-- begin --

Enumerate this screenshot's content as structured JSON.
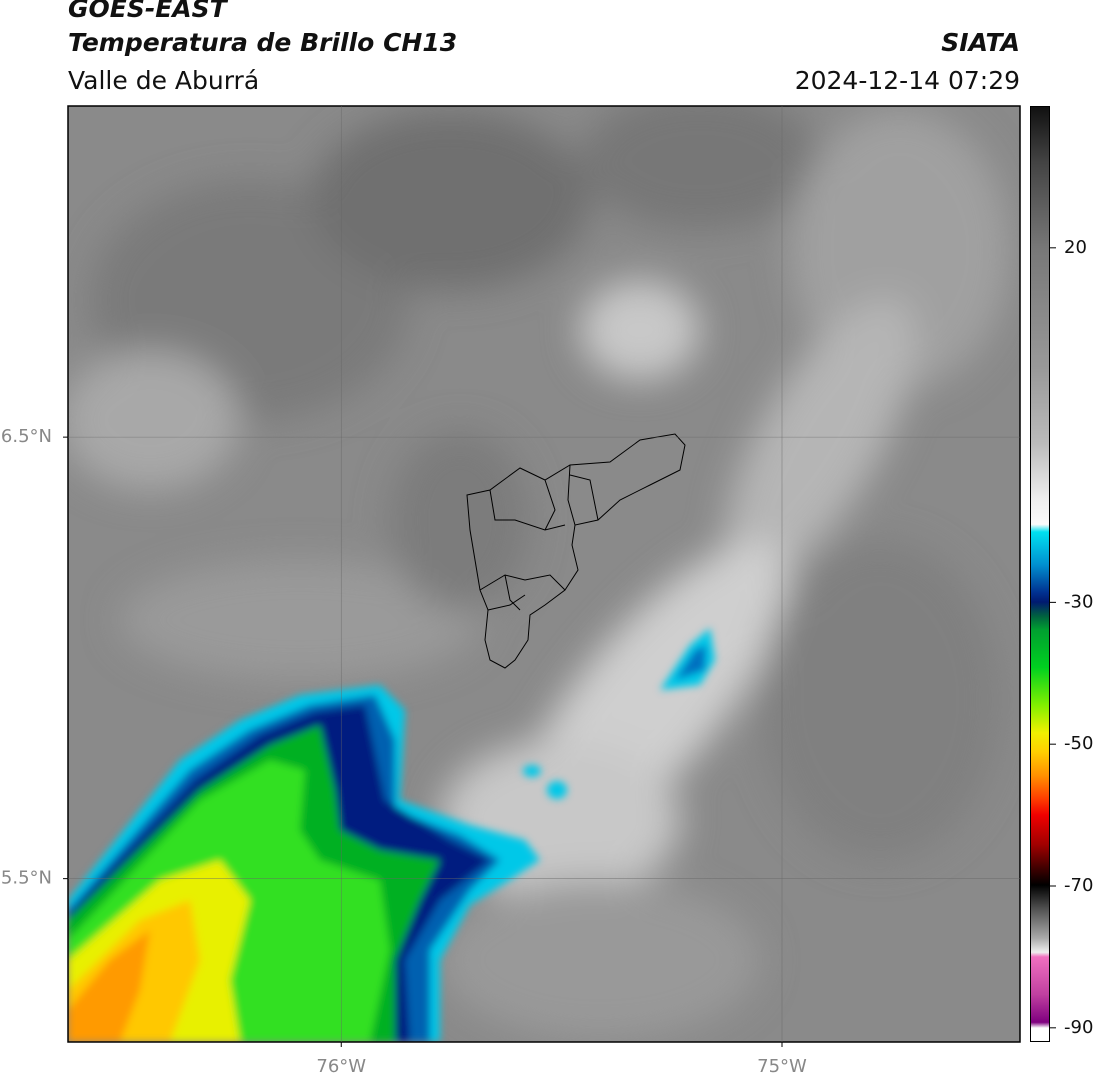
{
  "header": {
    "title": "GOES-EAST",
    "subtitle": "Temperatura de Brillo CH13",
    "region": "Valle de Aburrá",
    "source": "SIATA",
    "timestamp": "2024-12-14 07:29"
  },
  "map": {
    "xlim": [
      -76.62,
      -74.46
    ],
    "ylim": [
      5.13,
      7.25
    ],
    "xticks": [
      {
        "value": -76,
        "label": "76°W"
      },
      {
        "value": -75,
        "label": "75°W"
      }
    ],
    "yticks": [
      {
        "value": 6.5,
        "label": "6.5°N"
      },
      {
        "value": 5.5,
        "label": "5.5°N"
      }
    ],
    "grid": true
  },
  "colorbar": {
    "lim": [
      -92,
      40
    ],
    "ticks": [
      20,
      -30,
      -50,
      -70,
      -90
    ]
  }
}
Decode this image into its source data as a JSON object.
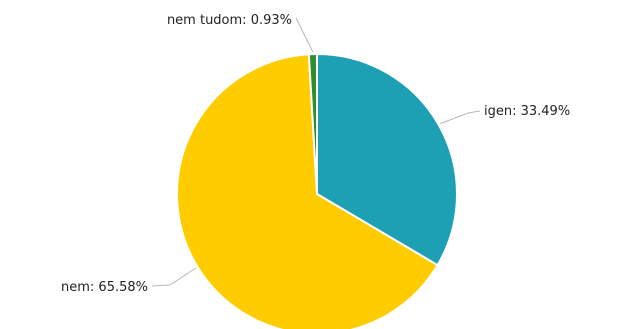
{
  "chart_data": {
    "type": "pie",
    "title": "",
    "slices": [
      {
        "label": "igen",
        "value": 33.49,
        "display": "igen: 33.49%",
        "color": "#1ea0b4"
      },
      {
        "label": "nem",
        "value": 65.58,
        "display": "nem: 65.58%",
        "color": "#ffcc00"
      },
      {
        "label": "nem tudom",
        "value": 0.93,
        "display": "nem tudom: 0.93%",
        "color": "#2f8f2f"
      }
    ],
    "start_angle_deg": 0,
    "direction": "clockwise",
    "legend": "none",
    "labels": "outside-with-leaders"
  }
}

-- end --

▸ What is expected
Filter out every line that lacks the word "JSON", and copy the rest.

▸ Expected output
Enumerate this screenshot's content as structured JSON.
Decode this image into its source data as a JSON object.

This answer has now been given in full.